• **Your task**
Copy out the records in full, word for word, without pictures.

┌─ Data supplied

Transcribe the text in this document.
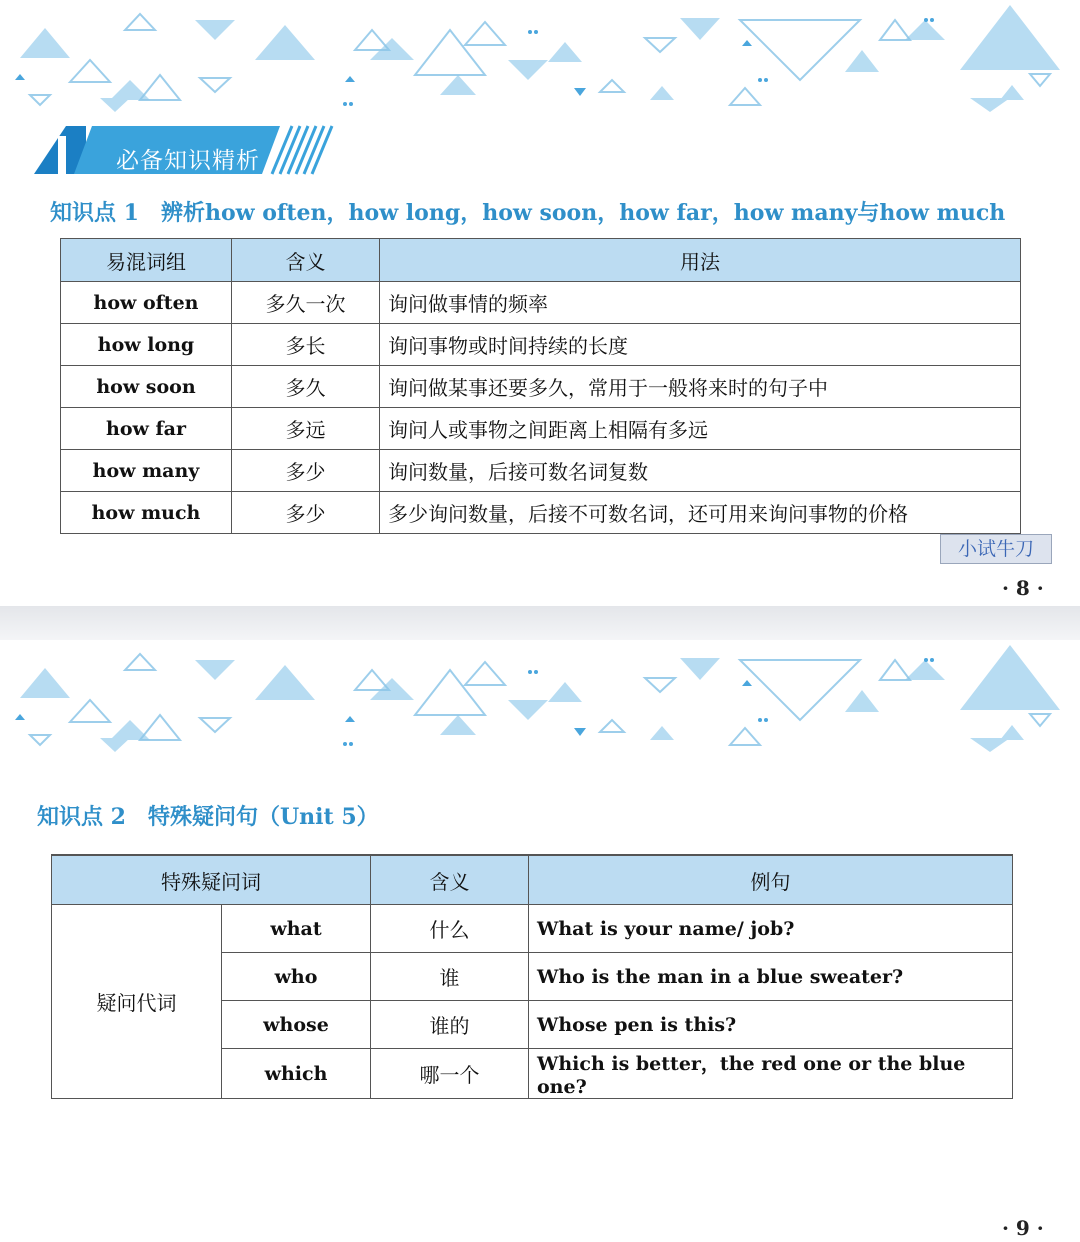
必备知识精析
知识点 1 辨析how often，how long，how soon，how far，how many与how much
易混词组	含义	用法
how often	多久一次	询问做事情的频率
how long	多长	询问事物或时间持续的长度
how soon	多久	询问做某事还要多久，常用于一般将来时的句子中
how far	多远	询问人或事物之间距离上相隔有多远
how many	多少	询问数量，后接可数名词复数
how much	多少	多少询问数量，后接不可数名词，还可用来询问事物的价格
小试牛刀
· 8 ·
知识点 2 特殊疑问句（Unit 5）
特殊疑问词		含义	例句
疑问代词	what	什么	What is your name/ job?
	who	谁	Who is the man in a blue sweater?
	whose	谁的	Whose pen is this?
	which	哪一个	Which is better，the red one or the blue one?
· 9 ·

└─

• **Response**
Transcribe the text in this document.
必备知识精析
知识点 1 辨析how often，how long，how soon，how far，how many与how much
易混词组	含义	用法
how often	多久一次	询问做事情的频率
how long	多长	询问事物或时间持续的长度
how soon	多久	询问做某事还要多久，常用于一般将来时的句子中
how far	多远	询问人或事物之间距离上相隔有多远
how many	多少	询问数量，后接可数名词复数
how much	多少	多少询问数量，后接不可数名词，还可用来询问事物的价格
小试牛刀
· 8 ·
知识点 2 特殊疑问句（Unit 5）
特殊疑问词		含义	例句
疑问代词	what	什么	What is your name/ job?
	who	谁	Who is the man in a blue sweater?
	whose	谁的	Whose pen is this?
	which	哪一个	Which is better，the red one or the blue one?
· 9 ·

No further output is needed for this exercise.